— begin LISTED RECORDS —
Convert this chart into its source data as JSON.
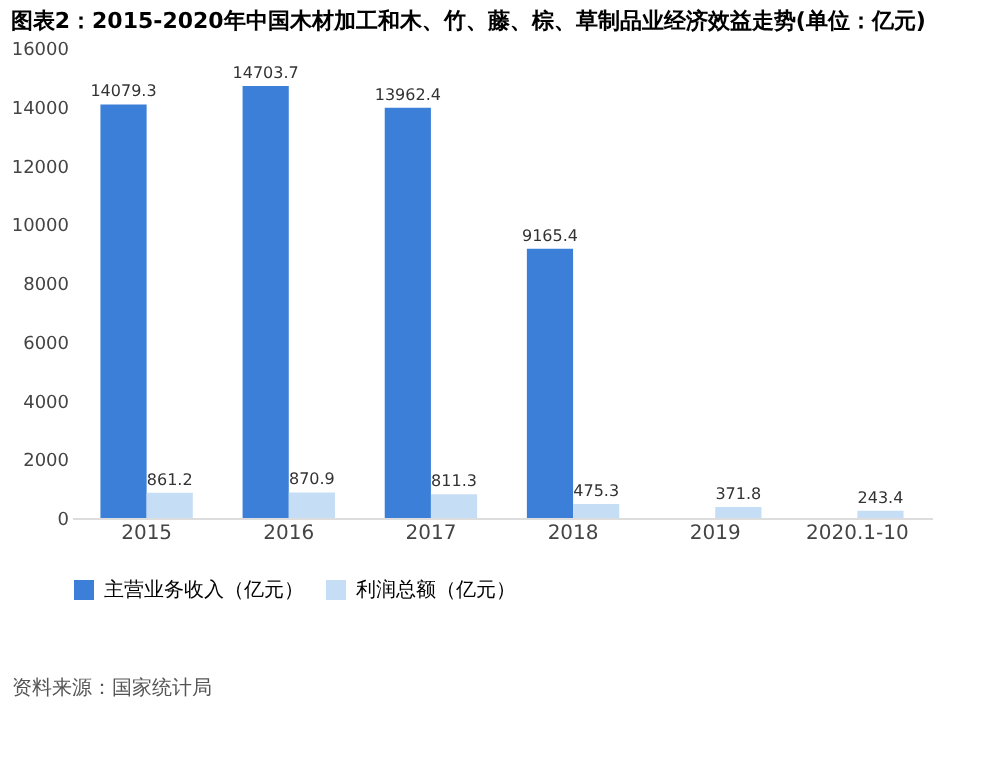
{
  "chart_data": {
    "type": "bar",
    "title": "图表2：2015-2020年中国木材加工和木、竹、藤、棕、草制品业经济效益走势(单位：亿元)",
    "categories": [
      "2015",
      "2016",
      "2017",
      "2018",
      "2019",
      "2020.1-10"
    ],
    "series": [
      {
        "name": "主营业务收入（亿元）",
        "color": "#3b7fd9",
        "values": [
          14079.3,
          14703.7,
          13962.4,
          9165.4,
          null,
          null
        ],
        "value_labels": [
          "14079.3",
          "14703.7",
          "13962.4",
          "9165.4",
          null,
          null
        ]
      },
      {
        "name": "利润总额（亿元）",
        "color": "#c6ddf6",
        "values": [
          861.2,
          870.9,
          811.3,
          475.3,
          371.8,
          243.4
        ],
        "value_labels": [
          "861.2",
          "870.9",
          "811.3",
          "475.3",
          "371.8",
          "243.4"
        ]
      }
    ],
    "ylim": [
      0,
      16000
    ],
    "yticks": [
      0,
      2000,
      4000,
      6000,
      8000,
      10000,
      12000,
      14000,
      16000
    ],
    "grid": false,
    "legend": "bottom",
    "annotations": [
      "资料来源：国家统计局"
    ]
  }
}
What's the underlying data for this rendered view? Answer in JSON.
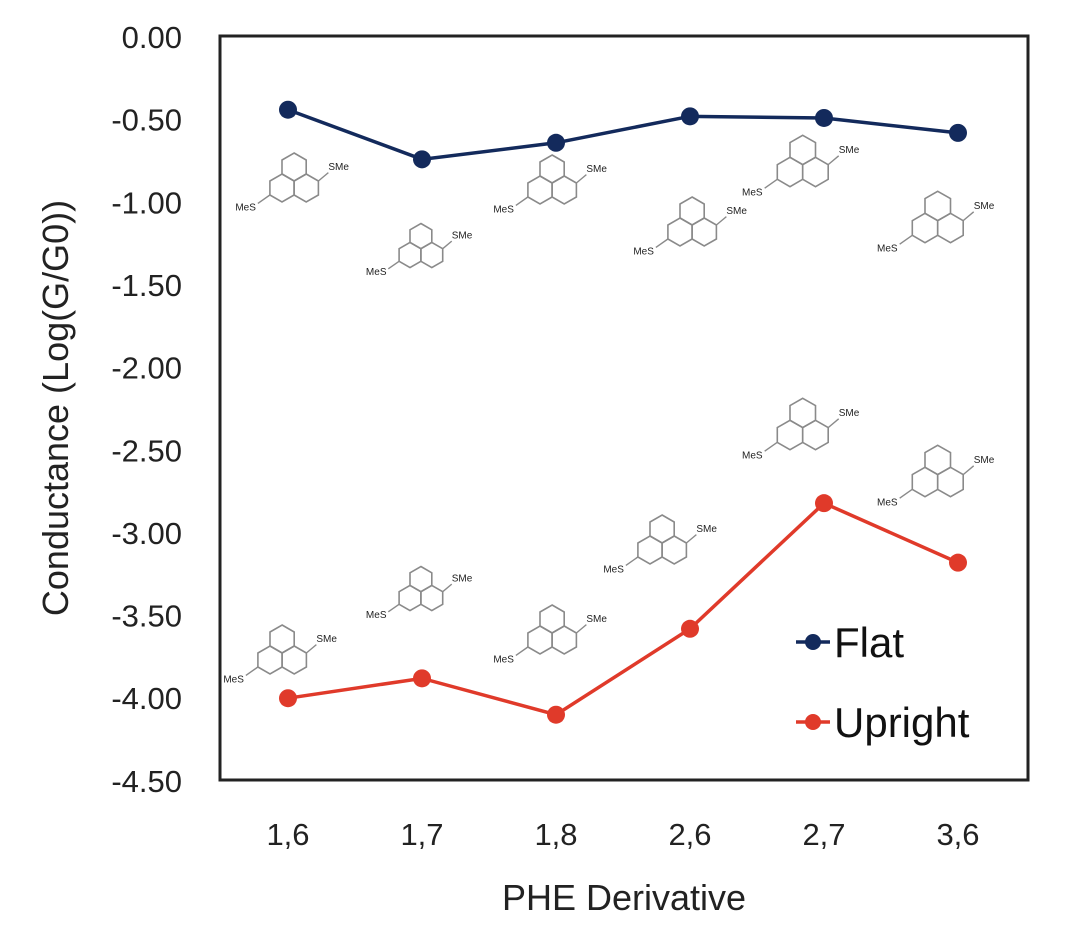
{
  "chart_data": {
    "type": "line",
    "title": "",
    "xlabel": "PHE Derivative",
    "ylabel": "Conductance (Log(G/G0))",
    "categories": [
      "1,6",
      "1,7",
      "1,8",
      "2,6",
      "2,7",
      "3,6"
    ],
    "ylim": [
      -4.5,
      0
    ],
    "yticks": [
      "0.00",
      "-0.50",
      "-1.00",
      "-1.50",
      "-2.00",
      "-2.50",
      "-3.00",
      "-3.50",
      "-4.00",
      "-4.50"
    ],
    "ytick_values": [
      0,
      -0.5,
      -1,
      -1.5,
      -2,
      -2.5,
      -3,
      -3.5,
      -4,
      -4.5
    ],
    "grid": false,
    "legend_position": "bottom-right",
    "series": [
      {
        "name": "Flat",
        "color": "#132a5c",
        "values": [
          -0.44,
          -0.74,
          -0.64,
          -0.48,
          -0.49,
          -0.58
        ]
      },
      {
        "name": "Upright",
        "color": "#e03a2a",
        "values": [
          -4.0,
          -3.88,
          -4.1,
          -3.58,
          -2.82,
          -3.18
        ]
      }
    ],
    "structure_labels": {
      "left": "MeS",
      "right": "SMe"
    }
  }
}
— end LISTED RECORDS —
All of the entries above should be copied exactly, except for the pictures.

Convert this chart into its source data as JSON.
{
  "chart_data": {
    "type": "bar",
    "title": "图表2：2015-2020年中国木材加工和木、竹、藤、棕、草制品业经济效益走势(单位：亿元)",
    "categories": [
      "2015",
      "2016",
      "2017",
      "2018",
      "2019",
      "2020.1-10"
    ],
    "series": [
      {
        "name": "主营业务收入（亿元）",
        "color": "#3b7fd9",
        "values": [
          14079.3,
          14703.7,
          13962.4,
          9165.4,
          null,
          null
        ],
        "value_labels": [
          "14079.3",
          "14703.7",
          "13962.4",
          "9165.4",
          null,
          null
        ]
      },
      {
        "name": "利润总额（亿元）",
        "color": "#c6ddf6",
        "values": [
          861.2,
          870.9,
          811.3,
          475.3,
          371.8,
          243.4
        ],
        "value_labels": [
          "861.2",
          "870.9",
          "811.3",
          "475.3",
          "371.8",
          "243.4"
        ]
      }
    ],
    "ylim": [
      0,
      16000
    ],
    "yticks": [
      0,
      2000,
      4000,
      6000,
      8000,
      10000,
      12000,
      14000,
      16000
    ],
    "grid": false,
    "legend": "bottom",
    "annotations": [
      "资料来源：国家统计局"
    ]
  }
}
What's the underlying data for this rendered view? Answer in JSON.
{
  "chart_data": {
    "type": "line",
    "title": "",
    "xlabel": "PHE Derivative",
    "ylabel": "Conductance (Log(G/G0))",
    "categories": [
      "1,6",
      "1,7",
      "1,8",
      "2,6",
      "2,7",
      "3,6"
    ],
    "ylim": [
      -4.5,
      0
    ],
    "yticks": [
      "0.00",
      "-0.50",
      "-1.00",
      "-1.50",
      "-2.00",
      "-2.50",
      "-3.00",
      "-3.50",
      "-4.00",
      "-4.50"
    ],
    "ytick_values": [
      0,
      -0.5,
      -1,
      -1.5,
      -2,
      -2.5,
      -3,
      -3.5,
      -4,
      -4.5
    ],
    "grid": false,
    "legend_position": "bottom-right",
    "series": [
      {
        "name": "Flat",
        "color": "#132a5c",
        "values": [
          -0.44,
          -0.74,
          -0.64,
          -0.48,
          -0.49,
          -0.58
        ]
      },
      {
        "name": "Upright",
        "color": "#e03a2a",
        "values": [
          -4.0,
          -3.88,
          -4.1,
          -3.58,
          -2.82,
          -3.18
        ]
      }
    ],
    "structure_labels": {
      "left": "MeS",
      "right": "SMe"
    }
  }
}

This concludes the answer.